╭─ Task input
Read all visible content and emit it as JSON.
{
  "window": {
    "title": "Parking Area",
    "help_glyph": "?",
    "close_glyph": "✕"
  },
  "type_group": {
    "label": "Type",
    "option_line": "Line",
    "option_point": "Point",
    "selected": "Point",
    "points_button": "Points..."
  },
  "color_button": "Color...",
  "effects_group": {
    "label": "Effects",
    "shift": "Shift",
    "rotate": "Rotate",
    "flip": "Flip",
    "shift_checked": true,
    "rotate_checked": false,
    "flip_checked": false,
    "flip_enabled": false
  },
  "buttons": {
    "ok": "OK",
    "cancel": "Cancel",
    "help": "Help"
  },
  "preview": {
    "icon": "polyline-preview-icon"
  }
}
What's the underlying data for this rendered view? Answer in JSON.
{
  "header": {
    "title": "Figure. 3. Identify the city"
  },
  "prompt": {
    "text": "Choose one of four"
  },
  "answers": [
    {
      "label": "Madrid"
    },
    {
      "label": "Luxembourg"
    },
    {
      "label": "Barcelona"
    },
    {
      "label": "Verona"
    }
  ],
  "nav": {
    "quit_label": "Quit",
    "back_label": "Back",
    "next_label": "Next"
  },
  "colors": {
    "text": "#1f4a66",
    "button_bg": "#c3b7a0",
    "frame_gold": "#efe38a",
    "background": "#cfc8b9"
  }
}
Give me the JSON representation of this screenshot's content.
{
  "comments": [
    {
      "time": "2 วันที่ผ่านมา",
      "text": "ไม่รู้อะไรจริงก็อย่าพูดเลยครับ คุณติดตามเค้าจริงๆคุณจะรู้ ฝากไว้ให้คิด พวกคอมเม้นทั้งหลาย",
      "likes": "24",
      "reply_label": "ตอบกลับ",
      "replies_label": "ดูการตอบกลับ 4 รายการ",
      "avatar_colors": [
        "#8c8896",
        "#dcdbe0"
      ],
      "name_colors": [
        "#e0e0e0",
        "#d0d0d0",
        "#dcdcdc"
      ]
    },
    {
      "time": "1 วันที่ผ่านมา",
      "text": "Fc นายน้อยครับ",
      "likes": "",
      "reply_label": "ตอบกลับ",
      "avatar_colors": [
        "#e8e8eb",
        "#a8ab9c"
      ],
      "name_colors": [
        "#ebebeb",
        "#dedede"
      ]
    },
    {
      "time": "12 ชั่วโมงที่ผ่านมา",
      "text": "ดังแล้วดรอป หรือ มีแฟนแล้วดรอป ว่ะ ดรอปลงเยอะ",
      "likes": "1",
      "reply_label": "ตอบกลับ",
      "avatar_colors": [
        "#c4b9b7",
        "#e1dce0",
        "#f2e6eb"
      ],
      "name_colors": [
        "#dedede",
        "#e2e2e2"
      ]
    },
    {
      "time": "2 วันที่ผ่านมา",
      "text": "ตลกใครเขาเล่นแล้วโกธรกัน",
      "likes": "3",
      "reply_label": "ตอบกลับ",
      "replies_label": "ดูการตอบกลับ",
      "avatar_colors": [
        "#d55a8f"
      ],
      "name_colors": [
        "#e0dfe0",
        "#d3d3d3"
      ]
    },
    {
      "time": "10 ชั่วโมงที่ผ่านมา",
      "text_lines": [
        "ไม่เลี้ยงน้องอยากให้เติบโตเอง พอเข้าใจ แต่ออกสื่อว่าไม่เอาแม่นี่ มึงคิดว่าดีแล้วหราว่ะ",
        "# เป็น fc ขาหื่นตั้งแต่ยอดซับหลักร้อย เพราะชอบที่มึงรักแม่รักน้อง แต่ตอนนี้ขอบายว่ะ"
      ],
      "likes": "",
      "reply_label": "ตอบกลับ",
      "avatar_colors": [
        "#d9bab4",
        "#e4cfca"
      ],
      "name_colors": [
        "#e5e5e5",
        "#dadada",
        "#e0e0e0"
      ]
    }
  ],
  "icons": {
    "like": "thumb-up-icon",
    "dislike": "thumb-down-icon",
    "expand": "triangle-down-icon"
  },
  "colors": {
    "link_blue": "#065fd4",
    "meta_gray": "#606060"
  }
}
╰─
Exercise task
Without omitting anything, output the entries exactly.

Result of the task
Read all visible content and emit it as JSON.
{
  "window": {
    "title": "Parking Area",
    "help_glyph": "?",
    "close_glyph": "✕"
  },
  "type_group": {
    "label": "Type",
    "option_line": "Line",
    "option_point": "Point",
    "selected": "Point",
    "points_button": "Points..."
  },
  "color_button": "Color...",
  "effects_group": {
    "label": "Effects",
    "shift": "Shift",
    "rotate": "Rotate",
    "flip": "Flip",
    "shift_checked": true,
    "rotate_checked": false,
    "flip_checked": false,
    "flip_enabled": false
  },
  "buttons": {
    "ok": "OK",
    "cancel": "Cancel",
    "help": "Help"
  },
  "preview": {
    "icon": "polyline-preview-icon"
  }
}
What's the underlying data for this rendered view? Answer in JSON.
{
  "header": {
    "title": "Figure. 3. Identify the city"
  },
  "prompt": {
    "text": "Choose one of four"
  },
  "answers": [
    {
      "label": "Madrid"
    },
    {
      "label": "Luxembourg"
    },
    {
      "label": "Barcelona"
    },
    {
      "label": "Verona"
    }
  ],
  "nav": {
    "quit_label": "Quit",
    "back_label": "Back",
    "next_label": "Next"
  },
  "colors": {
    "text": "#1f4a66",
    "button_bg": "#c3b7a0",
    "frame_gold": "#efe38a",
    "background": "#cfc8b9"
  }
}
Give me the JSON representation of this screenshot's content.
{
  "comments": [
    {
      "time": "2 วันที่ผ่านมา",
      "text": "ไม่รู้อะไรจริงก็อย่าพูดเลยครับ คุณติดตามเค้าจริงๆคุณจะรู้ ฝากไว้ให้คิด พวกคอมเม้นทั้งหลาย",
      "likes": "24",
      "reply_label": "ตอบกลับ",
      "replies_label": "ดูการตอบกลับ 4 รายการ",
      "avatar_colors": [
        "#8c8896",
        "#dcdbe0"
      ],
      "name_colors": [
        "#e0e0e0",
        "#d0d0d0",
        "#dcdcdc"
      ]
    },
    {
      "time": "1 วันที่ผ่านมา",
      "text": "Fc นายน้อยครับ",
      "likes": "",
      "reply_label": "ตอบกลับ",
      "avatar_colors": [
        "#e8e8eb",
        "#a8ab9c"
      ],
      "name_colors": [
        "#ebebeb",
        "#dedede"
      ]
    },
    {
      "time": "12 ชั่วโมงที่ผ่านมา",
      "text": "ดังแล้วดรอป หรือ มีแฟนแล้วดรอป ว่ะ ดรอปลงเยอะ",
      "likes": "1",
      "reply_label": "ตอบกลับ",
      "avatar_colors": [
        "#c4b9b7",
        "#e1dce0",
        "#f2e6eb"
      ],
      "name_colors": [
        "#dedede",
        "#e2e2e2"
      ]
    },
    {
      "time": "2 วันที่ผ่านมา",
      "text": "ตลกใครเขาเล่นแล้วโกธรกัน",
      "likes": "3",
      "reply_label": "ตอบกลับ",
      "replies_label": "ดูการตอบกลับ",
      "avatar_colors": [
        "#d55a8f"
      ],
      "name_colors": [
        "#e0dfe0",
        "#d3d3d3"
      ]
    },
    {
      "time": "10 ชั่วโมงที่ผ่านมา",
      "text_lines": [
        "ไม่เลี้ยงน้องอยากให้เติบโตเอง พอเข้าใจ แต่ออกสื่อว่าไม่เอาแม่นี่ มึงคิดว่าดีแล้วหราว่ะ",
        "# เป็น fc ขาหื่นตั้งแต่ยอดซับหลักร้อย เพราะชอบที่มึงรักแม่รักน้อง แต่ตอนนี้ขอบายว่ะ"
      ],
      "likes": "",
      "reply_label": "ตอบกลับ",
      "avatar_colors": [
        "#d9bab4",
        "#e4cfca"
      ],
      "name_colors": [
        "#e5e5e5",
        "#dadada",
        "#e0e0e0"
      ]
    }
  ],
  "icons": {
    "like": "thumb-up-icon",
    "dislike": "thumb-down-icon",
    "expand": "triangle-down-icon"
  },
  "colors": {
    "link_blue": "#065fd4",
    "meta_gray": "#606060"
  }
}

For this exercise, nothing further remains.